___ DATA SHOWN
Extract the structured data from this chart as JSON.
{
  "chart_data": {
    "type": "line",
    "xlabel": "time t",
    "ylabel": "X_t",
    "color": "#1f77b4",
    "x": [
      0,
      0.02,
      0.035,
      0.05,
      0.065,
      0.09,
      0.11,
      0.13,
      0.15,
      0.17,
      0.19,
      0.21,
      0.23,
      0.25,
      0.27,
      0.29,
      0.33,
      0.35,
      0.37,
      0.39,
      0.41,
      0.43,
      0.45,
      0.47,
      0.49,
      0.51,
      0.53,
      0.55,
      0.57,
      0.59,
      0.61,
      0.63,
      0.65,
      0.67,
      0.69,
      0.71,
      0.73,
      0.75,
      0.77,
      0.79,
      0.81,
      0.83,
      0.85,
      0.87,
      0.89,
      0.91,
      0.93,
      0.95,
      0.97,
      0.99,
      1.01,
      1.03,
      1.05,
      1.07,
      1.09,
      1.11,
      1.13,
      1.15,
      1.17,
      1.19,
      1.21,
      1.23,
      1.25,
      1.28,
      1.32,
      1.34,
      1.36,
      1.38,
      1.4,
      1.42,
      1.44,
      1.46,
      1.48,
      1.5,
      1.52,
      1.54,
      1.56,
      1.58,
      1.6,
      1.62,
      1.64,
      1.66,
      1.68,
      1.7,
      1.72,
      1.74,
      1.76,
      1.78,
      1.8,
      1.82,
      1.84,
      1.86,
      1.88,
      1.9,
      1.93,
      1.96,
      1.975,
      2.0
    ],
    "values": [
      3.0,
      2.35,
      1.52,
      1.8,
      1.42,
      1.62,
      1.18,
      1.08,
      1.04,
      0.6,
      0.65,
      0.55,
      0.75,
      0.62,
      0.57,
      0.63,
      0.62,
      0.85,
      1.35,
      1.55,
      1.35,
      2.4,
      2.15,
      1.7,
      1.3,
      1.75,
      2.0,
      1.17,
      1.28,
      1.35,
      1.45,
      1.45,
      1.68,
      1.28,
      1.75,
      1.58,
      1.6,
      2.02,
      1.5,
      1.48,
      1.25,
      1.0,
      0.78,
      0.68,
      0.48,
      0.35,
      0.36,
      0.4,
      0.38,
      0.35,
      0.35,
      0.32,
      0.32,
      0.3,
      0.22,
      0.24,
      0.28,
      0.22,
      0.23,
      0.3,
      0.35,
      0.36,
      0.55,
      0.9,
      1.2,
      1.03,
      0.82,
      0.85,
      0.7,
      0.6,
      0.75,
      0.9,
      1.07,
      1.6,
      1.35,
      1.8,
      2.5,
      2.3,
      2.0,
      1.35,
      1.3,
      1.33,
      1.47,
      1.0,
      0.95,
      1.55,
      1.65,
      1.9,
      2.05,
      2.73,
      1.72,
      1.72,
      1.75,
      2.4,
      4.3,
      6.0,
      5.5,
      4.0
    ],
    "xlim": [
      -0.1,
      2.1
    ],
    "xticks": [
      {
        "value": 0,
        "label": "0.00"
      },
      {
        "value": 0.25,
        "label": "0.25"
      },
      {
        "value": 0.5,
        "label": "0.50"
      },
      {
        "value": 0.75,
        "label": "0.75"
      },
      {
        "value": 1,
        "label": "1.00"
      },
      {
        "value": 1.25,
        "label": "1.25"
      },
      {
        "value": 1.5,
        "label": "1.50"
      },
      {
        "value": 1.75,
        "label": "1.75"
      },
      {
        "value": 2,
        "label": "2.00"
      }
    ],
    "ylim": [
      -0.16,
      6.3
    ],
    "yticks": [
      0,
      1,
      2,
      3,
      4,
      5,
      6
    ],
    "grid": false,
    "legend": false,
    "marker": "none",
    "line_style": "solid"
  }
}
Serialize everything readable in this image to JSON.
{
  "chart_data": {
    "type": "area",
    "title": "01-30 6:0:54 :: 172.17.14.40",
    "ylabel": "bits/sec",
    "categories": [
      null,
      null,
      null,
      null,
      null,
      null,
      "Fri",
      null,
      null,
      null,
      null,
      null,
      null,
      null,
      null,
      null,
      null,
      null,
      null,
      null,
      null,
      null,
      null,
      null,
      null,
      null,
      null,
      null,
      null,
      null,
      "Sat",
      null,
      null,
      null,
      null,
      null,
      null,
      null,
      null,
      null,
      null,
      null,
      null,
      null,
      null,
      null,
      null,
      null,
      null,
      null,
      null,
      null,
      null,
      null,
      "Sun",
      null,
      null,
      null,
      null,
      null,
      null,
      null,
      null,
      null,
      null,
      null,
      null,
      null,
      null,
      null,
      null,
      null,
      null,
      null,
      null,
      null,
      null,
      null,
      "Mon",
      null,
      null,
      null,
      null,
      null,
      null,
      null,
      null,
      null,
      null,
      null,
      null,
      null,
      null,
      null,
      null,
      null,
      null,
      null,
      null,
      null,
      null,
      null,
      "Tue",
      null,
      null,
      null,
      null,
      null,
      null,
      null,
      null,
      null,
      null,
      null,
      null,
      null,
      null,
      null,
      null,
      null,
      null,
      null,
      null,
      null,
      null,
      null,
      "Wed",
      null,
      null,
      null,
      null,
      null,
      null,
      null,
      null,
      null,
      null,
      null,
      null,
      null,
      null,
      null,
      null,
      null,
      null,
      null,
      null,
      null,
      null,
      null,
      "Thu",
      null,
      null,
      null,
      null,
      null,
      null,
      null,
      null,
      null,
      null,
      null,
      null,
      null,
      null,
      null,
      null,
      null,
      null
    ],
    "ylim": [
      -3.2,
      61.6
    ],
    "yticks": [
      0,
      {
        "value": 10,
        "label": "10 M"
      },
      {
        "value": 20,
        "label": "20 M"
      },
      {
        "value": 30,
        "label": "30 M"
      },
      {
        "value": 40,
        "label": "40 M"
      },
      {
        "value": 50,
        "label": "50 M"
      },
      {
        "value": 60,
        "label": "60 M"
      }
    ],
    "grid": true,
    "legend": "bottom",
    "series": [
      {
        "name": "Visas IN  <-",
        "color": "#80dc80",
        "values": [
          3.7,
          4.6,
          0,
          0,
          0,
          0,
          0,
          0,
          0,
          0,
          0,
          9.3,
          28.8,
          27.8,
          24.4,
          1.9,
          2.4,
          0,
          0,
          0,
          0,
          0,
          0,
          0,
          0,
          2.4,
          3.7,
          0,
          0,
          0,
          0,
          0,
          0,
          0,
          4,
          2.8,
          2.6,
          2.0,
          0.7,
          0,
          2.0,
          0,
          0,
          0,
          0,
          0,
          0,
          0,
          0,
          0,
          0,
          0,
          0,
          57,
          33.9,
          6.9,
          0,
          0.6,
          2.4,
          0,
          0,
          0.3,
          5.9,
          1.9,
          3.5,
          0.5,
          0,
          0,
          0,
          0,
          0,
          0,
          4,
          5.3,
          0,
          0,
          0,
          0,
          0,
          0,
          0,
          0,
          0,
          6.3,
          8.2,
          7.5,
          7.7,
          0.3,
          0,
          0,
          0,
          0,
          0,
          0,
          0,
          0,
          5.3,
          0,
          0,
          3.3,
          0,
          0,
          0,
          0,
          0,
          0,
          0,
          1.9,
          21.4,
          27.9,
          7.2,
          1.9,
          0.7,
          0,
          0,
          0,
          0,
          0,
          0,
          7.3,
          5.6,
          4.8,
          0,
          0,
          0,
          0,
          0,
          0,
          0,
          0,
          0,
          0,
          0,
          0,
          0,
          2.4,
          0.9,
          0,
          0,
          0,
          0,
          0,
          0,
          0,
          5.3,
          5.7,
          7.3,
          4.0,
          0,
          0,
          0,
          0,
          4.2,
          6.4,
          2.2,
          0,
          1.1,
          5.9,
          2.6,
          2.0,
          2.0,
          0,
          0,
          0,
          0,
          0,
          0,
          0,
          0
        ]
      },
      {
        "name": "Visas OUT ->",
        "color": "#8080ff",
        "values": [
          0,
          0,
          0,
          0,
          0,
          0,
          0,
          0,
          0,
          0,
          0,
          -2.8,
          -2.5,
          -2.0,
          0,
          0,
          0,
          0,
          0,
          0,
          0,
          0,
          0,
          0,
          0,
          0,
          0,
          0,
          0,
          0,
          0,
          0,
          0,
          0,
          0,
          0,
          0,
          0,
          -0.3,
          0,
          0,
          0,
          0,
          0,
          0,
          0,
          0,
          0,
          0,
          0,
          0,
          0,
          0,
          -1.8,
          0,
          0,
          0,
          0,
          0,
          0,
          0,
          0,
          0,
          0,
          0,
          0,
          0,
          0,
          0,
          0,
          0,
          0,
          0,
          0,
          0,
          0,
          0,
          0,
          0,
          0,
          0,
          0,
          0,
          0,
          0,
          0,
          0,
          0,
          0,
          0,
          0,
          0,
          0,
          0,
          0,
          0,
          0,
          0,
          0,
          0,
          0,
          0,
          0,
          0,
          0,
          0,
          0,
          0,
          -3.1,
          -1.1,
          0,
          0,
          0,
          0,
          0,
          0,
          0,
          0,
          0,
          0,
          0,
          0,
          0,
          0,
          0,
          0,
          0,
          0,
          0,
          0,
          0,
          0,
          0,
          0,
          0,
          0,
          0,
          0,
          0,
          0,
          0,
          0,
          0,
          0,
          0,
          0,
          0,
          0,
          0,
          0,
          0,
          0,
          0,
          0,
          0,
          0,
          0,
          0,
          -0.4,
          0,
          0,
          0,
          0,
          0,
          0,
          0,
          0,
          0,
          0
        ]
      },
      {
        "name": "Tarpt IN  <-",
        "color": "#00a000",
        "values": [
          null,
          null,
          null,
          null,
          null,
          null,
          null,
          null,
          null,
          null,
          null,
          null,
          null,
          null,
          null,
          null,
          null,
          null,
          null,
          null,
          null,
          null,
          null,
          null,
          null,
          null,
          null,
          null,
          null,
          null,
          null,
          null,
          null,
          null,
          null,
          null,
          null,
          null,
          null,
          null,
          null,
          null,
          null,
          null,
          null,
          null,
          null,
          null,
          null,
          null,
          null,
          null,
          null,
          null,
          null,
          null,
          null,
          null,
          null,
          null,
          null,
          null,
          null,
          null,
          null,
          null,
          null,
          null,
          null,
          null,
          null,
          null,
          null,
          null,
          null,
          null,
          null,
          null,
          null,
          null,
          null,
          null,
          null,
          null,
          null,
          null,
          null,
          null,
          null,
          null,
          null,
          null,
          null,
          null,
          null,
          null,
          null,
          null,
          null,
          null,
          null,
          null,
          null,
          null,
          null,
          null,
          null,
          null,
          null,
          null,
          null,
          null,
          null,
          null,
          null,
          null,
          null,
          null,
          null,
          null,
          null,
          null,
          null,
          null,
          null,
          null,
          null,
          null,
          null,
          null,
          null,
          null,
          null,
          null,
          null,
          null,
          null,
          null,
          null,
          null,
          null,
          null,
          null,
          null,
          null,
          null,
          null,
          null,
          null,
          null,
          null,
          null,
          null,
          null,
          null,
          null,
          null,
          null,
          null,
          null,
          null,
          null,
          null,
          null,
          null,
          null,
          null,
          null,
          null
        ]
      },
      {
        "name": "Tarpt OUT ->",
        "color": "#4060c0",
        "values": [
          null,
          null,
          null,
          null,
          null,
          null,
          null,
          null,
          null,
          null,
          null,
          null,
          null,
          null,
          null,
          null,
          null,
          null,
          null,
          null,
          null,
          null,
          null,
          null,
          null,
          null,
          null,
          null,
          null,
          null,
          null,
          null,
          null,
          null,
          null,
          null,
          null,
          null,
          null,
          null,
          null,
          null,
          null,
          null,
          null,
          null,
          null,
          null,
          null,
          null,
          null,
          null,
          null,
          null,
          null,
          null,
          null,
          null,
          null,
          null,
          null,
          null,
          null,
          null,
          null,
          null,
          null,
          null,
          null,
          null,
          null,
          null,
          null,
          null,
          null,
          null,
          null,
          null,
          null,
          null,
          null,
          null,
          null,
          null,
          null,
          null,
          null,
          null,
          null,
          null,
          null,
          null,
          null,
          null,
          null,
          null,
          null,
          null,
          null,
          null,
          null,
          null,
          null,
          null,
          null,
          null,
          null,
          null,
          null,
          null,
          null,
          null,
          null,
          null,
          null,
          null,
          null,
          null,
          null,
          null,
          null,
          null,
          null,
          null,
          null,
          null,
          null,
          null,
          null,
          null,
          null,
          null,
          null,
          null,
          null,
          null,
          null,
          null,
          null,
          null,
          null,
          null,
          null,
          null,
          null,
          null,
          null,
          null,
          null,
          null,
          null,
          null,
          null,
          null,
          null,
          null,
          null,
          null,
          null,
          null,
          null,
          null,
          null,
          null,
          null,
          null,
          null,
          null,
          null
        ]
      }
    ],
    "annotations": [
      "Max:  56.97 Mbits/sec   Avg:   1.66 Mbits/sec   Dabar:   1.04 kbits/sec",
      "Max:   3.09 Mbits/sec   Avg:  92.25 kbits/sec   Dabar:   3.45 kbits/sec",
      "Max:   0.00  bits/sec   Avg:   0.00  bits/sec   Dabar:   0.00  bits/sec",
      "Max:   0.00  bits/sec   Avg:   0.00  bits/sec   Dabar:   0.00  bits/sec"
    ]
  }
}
______
In the material above, show every line where the word "name" turns up.

*TASK OUTPUT:*
        "name": "Visas IN  <-",
        "name": "Visas OUT ->",
        "name": "Tarpt IN  <-",
        "name": "Tarpt OUT ->",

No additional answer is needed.